(Extracted records)
+--

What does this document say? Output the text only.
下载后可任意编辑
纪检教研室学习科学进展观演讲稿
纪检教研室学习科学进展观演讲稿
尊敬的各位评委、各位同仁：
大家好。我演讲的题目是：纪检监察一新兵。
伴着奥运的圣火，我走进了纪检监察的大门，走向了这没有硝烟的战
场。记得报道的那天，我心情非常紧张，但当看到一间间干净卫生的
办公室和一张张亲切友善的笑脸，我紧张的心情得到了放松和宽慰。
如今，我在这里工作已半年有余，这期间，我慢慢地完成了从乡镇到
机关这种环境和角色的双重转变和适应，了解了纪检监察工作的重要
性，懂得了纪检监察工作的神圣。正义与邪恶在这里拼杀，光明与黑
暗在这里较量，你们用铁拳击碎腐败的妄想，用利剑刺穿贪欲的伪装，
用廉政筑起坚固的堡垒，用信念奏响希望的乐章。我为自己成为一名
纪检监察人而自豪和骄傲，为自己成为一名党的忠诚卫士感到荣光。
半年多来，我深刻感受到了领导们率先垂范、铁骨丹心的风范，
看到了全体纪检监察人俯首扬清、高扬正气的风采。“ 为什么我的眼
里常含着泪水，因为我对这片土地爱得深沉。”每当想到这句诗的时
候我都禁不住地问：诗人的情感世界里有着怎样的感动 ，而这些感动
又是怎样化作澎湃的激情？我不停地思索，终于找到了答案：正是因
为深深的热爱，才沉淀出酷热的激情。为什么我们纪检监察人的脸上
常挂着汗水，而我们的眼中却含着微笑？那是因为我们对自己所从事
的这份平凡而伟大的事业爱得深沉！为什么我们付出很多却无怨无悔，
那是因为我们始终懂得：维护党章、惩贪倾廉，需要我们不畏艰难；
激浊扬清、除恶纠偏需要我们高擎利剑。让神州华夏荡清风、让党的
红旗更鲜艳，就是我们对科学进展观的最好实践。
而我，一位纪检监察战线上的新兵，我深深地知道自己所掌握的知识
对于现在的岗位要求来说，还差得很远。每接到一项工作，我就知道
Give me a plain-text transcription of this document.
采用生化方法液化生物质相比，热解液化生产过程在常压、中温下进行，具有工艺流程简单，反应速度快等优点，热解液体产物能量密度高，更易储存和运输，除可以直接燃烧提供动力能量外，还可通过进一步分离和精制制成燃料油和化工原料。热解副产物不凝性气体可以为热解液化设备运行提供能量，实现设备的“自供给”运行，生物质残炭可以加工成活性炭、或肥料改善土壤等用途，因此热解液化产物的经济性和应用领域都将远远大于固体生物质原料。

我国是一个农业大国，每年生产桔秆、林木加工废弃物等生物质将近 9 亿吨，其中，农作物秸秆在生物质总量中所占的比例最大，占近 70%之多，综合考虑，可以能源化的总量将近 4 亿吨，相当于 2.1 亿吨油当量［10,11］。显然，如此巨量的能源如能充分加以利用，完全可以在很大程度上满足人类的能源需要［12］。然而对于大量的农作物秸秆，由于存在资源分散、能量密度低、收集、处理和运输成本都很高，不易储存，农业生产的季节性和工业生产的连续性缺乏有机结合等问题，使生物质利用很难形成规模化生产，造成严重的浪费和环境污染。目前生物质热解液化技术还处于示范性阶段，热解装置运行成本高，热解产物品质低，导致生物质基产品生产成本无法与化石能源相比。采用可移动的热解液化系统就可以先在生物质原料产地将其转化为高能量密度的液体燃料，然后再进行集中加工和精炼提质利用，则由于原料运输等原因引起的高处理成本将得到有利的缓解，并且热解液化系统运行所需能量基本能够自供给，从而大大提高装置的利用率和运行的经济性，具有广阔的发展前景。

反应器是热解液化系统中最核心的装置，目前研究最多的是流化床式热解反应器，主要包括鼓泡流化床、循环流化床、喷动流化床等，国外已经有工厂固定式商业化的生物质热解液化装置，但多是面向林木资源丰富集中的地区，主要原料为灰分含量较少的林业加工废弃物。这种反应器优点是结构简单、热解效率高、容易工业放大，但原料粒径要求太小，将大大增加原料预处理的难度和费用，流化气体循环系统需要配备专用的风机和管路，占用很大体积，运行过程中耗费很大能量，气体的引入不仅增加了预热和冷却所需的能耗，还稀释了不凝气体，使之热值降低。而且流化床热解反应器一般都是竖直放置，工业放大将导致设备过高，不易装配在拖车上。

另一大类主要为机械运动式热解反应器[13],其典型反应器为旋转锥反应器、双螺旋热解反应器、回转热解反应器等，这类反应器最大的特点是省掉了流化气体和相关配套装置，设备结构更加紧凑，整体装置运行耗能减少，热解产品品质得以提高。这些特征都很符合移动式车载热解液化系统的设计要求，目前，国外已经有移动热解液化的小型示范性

+--

◆ Task description
Transcribe each entry precisely, missing none.

◆ Written response
What does this document say? Output the text only.
下载后可任意编辑
纪检教研室学习科学进展观演讲稿
纪检教研室学习科学进展观演讲稿
尊敬的各位评委、各位同仁：
大家好。我演讲的题目是：纪检监察一新兵。
伴着奥运的圣火，我走进了纪检监察的大门，走向了这没有硝烟的战
场。记得报道的那天，我心情非常紧张，但当看到一间间干净卫生的
办公室和一张张亲切友善的笑脸，我紧张的心情得到了放松和宽慰。
如今，我在这里工作已半年有余，这期间，我慢慢地完成了从乡镇到
机关这种环境和角色的双重转变和适应，了解了纪检监察工作的重要
性，懂得了纪检监察工作的神圣。正义与邪恶在这里拼杀，光明与黑
暗在这里较量，你们用铁拳击碎腐败的妄想，用利剑刺穿贪欲的伪装，
用廉政筑起坚固的堡垒，用信念奏响希望的乐章。我为自己成为一名
纪检监察人而自豪和骄傲，为自己成为一名党的忠诚卫士感到荣光。
半年多来，我深刻感受到了领导们率先垂范、铁骨丹心的风范，
看到了全体纪检监察人俯首扬清、高扬正气的风采。“ 为什么我的眼
里常含着泪水，因为我对这片土地爱得深沉。”每当想到这句诗的时
候我都禁不住地问：诗人的情感世界里有着怎样的感动 ，而这些感动
又是怎样化作澎湃的激情？我不停地思索，终于找到了答案：正是因
为深深的热爱，才沉淀出酷热的激情。为什么我们纪检监察人的脸上
常挂着汗水，而我们的眼中却含着微笑？那是因为我们对自己所从事
的这份平凡而伟大的事业爱得深沉！为什么我们付出很多却无怨无悔，
那是因为我们始终懂得：维护党章、惩贪倾廉，需要我们不畏艰难；
激浊扬清、除恶纠偏需要我们高擎利剑。让神州华夏荡清风、让党的
红旗更鲜艳，就是我们对科学进展观的最好实践。
而我，一位纪检监察战线上的新兵，我深深地知道自己所掌握的知识
对于现在的岗位要求来说，还差得很远。每接到一项工作，我就知道
Give me a plain-text transcription of this document.
采用生化方法液化生物质相比，热解液化生产过程在常压、中温下进行，具有工艺流程简单，反应速度快等优点，热解液体产物能量密度高，更易储存和运输，除可以直接燃烧提供动力能量外，还可通过进一步分离和精制制成燃料油和化工原料。热解副产物不凝性气体可以为热解液化设备运行提供能量，实现设备的“自供给”运行，生物质残炭可以加工成活性炭、或肥料改善土壤等用途，因此热解液化产物的经济性和应用领域都将远远大于固体生物质原料。

我国是一个农业大国，每年生产桔秆、林木加工废弃物等生物质将近 9 亿吨，其中，农作物秸秆在生物质总量中所占的比例最大，占近 70%之多，综合考虑，可以能源化的总量将近 4 亿吨，相当于 2.1 亿吨油当量［10,11］。显然，如此巨量的能源如能充分加以利用，完全可以在很大程度上满足人类的能源需要［12］。然而对于大量的农作物秸秆，由于存在资源分散、能量密度低、收集、处理和运输成本都很高，不易储存，农业生产的季节性和工业生产的连续性缺乏有机结合等问题，使生物质利用很难形成规模化生产，造成严重的浪费和环境污染。目前生物质热解液化技术还处于示范性阶段，热解装置运行成本高，热解产物品质低，导致生物质基产品生产成本无法与化石能源相比。采用可移动的热解液化系统就可以先在生物质原料产地将其转化为高能量密度的液体燃料，然后再进行集中加工和精炼提质利用，则由于原料运输等原因引起的高处理成本将得到有利的缓解，并且热解液化系统运行所需能量基本能够自供给，从而大大提高装置的利用率和运行的经济性，具有广阔的发展前景。

反应器是热解液化系统中最核心的装置，目前研究最多的是流化床式热解反应器，主要包括鼓泡流化床、循环流化床、喷动流化床等，国外已经有工厂固定式商业化的生物质热解液化装置，但多是面向林木资源丰富集中的地区，主要原料为灰分含量较少的林业加工废弃物。这种反应器优点是结构简单、热解效率高、容易工业放大，但原料粒径要求太小，将大大增加原料预处理的难度和费用，流化气体循环系统需要配备专用的风机和管路，占用很大体积，运行过程中耗费很大能量，气体的引入不仅增加了预热和冷却所需的能耗，还稀释了不凝气体，使之热值降低。而且流化床热解反应器一般都是竖直放置，工业放大将导致设备过高，不易装配在拖车上。

另一大类主要为机械运动式热解反应器[13],其典型反应器为旋转锥反应器、双螺旋热解反应器、回转热解反应器等，这类反应器最大的特点是省掉了流化气体和相关配套装置，设备结构更加紧凑，整体装置运行耗能减少，热解产品品质得以提高。这些特征都很符合移动式车载热解液化系统的设计要求，目前，国外已经有移动热解液化的小型示范性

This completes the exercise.